-- begin Records shown --
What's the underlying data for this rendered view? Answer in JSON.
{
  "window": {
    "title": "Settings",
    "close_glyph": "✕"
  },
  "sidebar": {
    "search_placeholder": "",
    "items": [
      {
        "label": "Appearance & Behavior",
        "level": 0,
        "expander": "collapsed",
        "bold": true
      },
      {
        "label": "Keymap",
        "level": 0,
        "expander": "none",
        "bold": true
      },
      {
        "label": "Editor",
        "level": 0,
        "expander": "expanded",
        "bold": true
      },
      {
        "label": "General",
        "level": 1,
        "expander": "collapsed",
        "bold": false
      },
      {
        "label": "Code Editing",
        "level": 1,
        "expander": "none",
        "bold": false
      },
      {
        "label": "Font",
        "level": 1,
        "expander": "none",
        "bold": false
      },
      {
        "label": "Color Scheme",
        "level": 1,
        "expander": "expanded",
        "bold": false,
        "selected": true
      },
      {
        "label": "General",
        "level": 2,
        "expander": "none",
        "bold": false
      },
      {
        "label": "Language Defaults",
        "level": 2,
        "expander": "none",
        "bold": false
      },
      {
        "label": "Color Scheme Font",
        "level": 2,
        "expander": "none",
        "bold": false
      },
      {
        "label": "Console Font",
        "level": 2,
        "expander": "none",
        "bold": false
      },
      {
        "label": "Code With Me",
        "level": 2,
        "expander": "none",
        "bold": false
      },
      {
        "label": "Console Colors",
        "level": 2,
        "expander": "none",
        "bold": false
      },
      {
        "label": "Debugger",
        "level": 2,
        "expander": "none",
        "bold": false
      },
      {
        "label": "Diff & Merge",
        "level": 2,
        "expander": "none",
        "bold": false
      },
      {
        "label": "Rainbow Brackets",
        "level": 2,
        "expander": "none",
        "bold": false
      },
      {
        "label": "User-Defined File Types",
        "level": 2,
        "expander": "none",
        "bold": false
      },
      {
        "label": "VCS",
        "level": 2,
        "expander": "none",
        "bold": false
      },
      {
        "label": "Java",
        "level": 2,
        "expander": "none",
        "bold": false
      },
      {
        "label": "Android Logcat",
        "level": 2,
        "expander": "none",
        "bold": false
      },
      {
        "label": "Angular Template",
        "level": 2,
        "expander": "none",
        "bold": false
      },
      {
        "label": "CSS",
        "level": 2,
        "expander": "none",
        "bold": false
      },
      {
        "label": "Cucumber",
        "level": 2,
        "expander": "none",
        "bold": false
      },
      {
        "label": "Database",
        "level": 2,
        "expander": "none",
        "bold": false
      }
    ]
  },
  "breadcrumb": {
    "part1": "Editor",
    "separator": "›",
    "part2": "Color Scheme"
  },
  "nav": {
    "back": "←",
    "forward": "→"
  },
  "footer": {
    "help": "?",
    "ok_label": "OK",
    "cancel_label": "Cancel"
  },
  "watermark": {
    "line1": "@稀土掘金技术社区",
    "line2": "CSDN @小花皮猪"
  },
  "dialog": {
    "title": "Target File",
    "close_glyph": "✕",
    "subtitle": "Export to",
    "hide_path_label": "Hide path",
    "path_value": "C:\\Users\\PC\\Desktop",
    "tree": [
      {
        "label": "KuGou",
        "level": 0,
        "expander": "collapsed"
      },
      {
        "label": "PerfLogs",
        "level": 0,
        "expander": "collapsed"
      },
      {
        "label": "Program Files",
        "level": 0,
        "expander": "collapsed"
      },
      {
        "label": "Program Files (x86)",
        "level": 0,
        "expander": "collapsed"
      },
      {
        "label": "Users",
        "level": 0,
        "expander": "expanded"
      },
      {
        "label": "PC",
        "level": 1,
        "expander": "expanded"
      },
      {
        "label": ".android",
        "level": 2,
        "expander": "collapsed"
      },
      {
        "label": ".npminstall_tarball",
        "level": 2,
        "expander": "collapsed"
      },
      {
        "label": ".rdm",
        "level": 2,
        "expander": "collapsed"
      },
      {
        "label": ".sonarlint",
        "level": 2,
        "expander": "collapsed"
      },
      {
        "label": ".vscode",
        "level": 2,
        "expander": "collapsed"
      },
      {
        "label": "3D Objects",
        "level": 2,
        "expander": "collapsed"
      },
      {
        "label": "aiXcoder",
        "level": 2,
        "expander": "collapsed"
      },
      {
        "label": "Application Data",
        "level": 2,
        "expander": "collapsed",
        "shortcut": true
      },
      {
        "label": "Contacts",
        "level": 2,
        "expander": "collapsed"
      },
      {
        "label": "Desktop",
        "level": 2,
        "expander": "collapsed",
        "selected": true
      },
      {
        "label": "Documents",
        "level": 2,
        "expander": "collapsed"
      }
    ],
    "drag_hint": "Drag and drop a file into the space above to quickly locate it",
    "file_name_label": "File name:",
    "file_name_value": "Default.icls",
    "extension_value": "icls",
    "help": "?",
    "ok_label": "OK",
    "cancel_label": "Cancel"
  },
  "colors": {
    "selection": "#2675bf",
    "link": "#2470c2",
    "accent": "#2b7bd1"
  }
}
-- end Records shown --
Task statement » Report every line in the data above in which the word "Console" appears.

In response »
        "label": "Console Font",
        "label": "Console Colors",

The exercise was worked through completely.